[Figure content listings]

● ● ●

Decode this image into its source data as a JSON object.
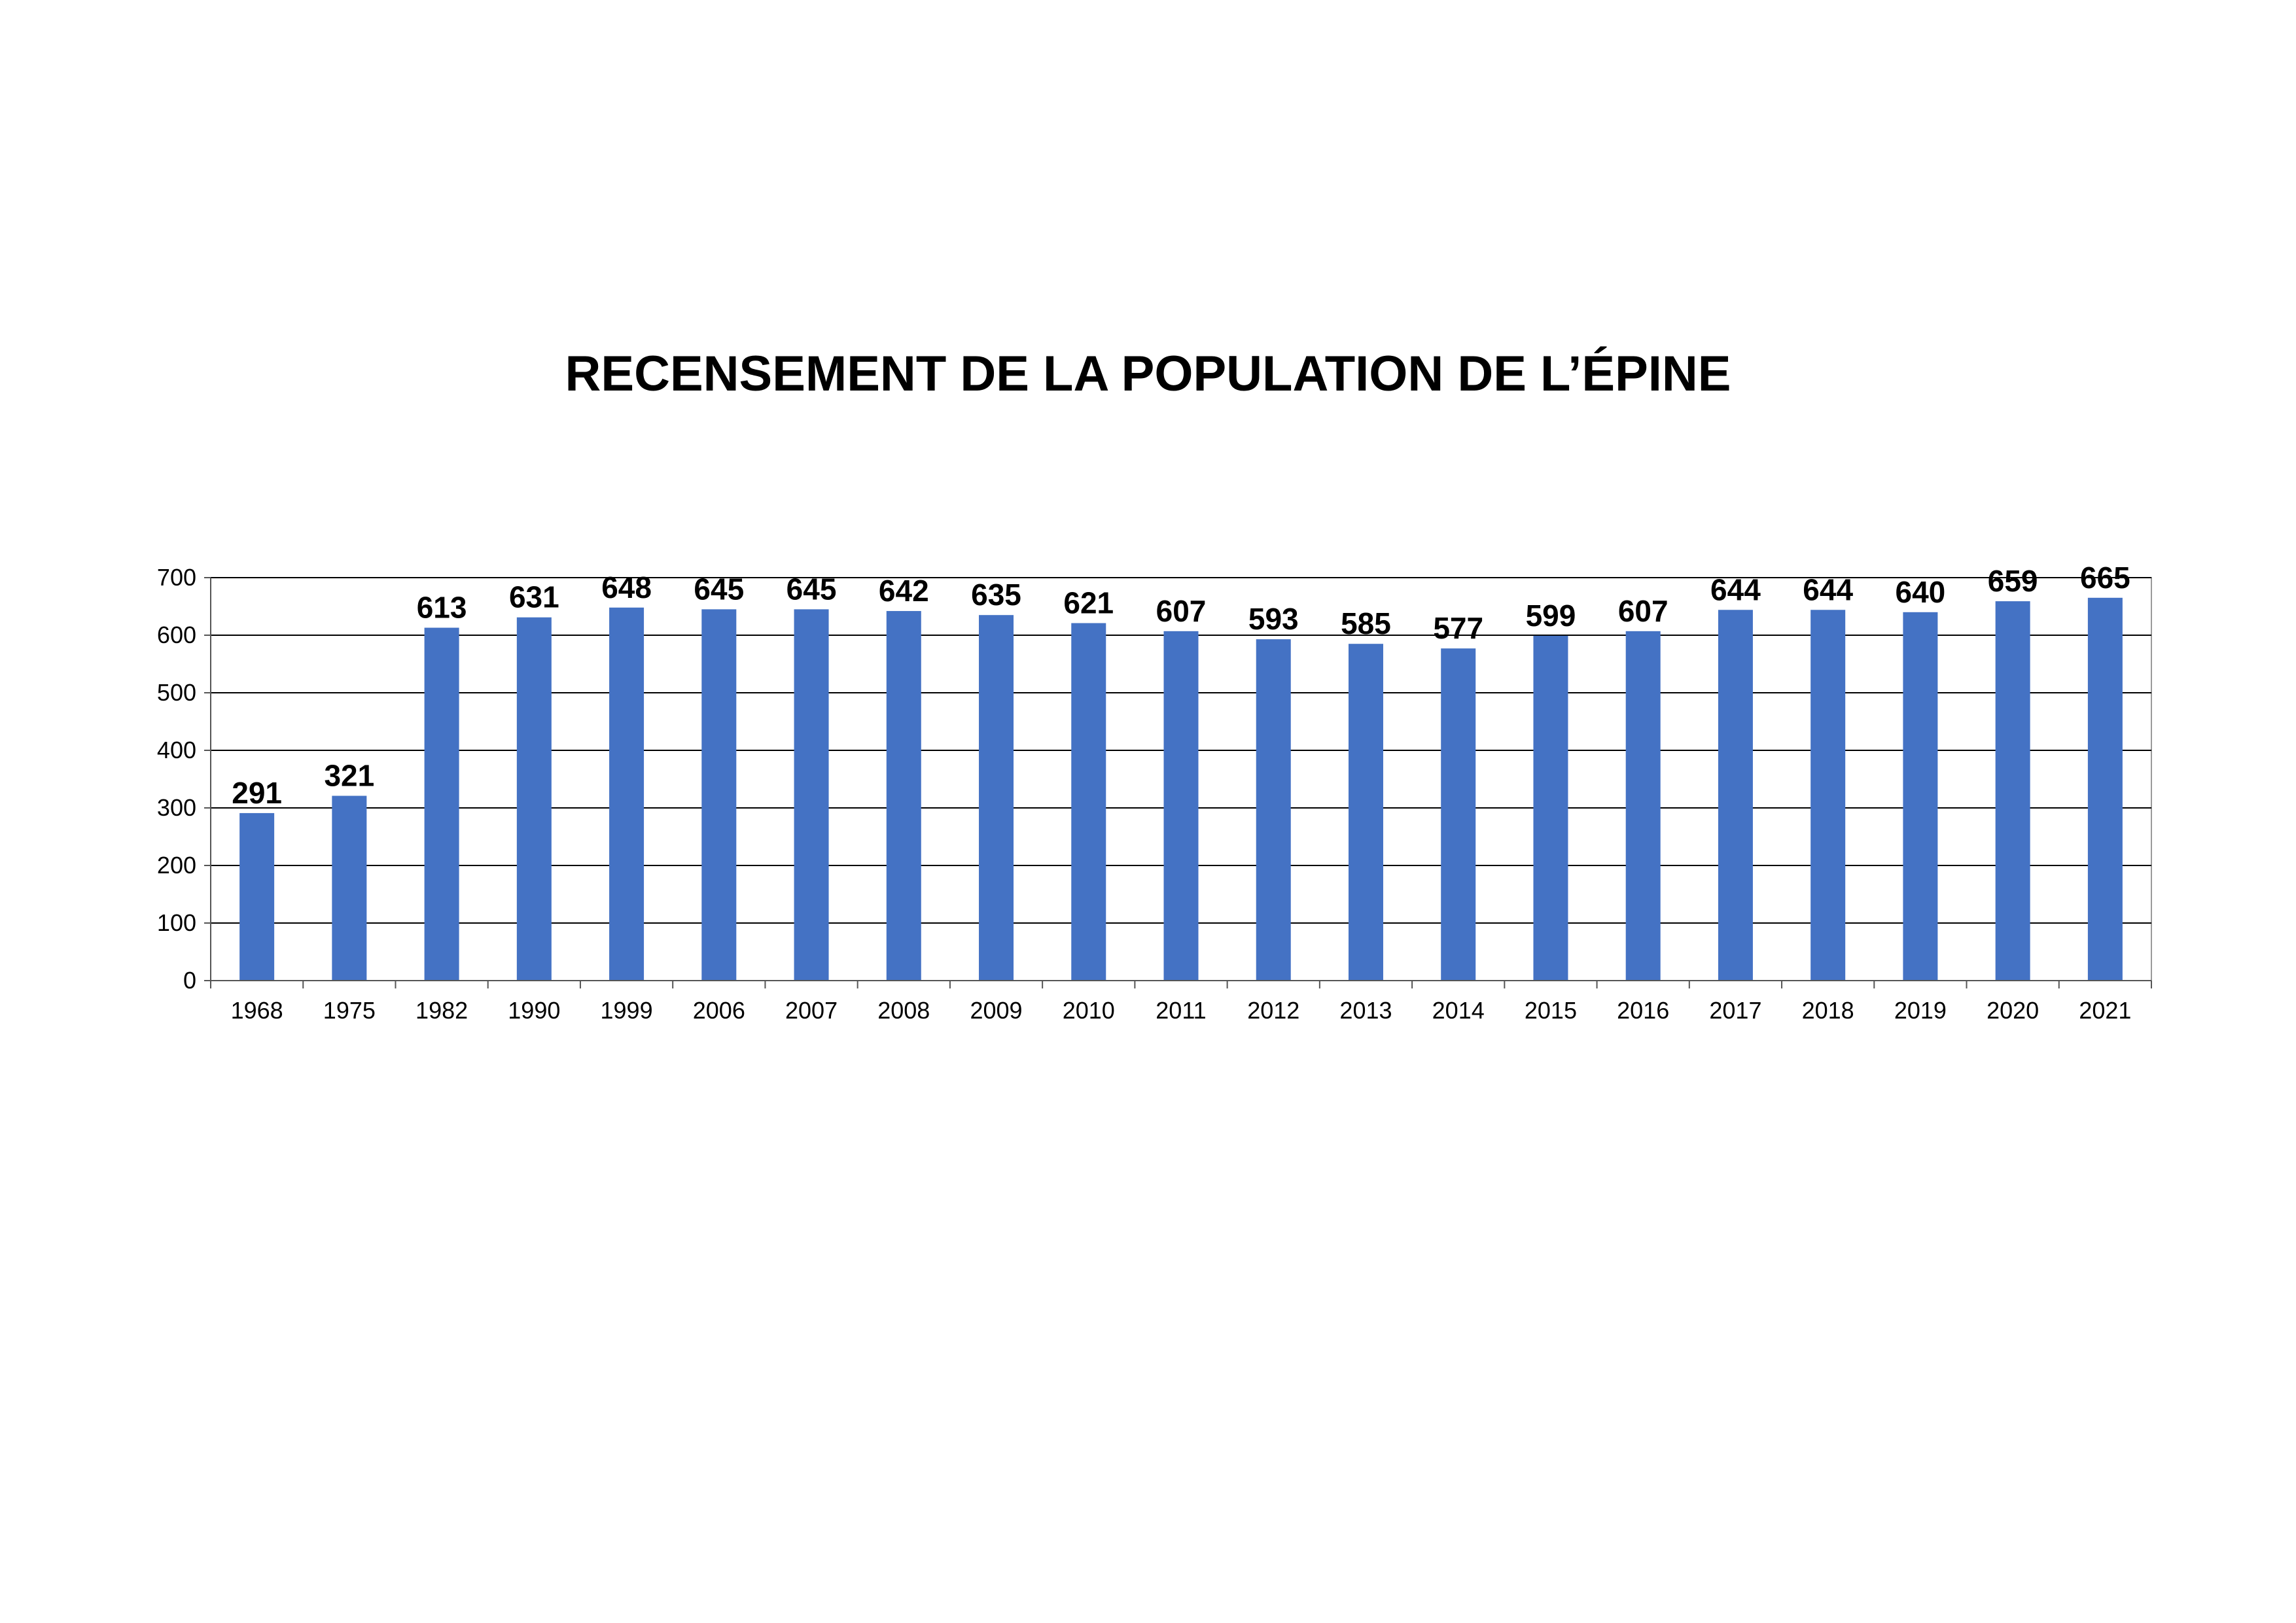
{
  "chart_data": {
    "type": "bar",
    "title": "RECENSEMENT DE LA POPULATION DE L’ÉPINE",
    "xlabel": "",
    "ylabel": "",
    "categories": [
      "1968",
      "1975",
      "1982",
      "1990",
      "1999",
      "2006",
      "2007",
      "2008",
      "2009",
      "2010",
      "2011",
      "2012",
      "2013",
      "2014",
      "2015",
      "2016",
      "2017",
      "2018",
      "2019",
      "2020",
      "2021"
    ],
    "values": [
      291,
      321,
      613,
      631,
      648,
      645,
      645,
      642,
      635,
      621,
      607,
      593,
      585,
      577,
      599,
      607,
      644,
      644,
      640,
      659,
      665
    ],
    "ylim": [
      0,
      700
    ],
    "yticks": [
      0,
      100,
      200,
      300,
      400,
      500,
      600,
      700
    ],
    "grid": true,
    "legend": "none",
    "data_labels": true,
    "bar_color": "#4472C4",
    "gridline_color": "#000000"
  }
}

● ● ●

Reproduce the entries above exactly. Do not include the images.

**Solution**:
Decode this image into its source data as a JSON object.
{
  "chart_data": {
    "type": "bar",
    "title": "RECENSEMENT DE LA POPULATION DE L’ÉPINE",
    "xlabel": "",
    "ylabel": "",
    "categories": [
      "1968",
      "1975",
      "1982",
      "1990",
      "1999",
      "2006",
      "2007",
      "2008",
      "2009",
      "2010",
      "2011",
      "2012",
      "2013",
      "2014",
      "2015",
      "2016",
      "2017",
      "2018",
      "2019",
      "2020",
      "2021"
    ],
    "values": [
      291,
      321,
      613,
      631,
      648,
      645,
      645,
      642,
      635,
      621,
      607,
      593,
      585,
      577,
      599,
      607,
      644,
      644,
      640,
      659,
      665
    ],
    "ylim": [
      0,
      700
    ],
    "yticks": [
      0,
      100,
      200,
      300,
      400,
      500,
      600,
      700
    ],
    "grid": true,
    "legend": "none",
    "data_labels": true,
    "bar_color": "#4472C4",
    "gridline_color": "#000000"
  }
}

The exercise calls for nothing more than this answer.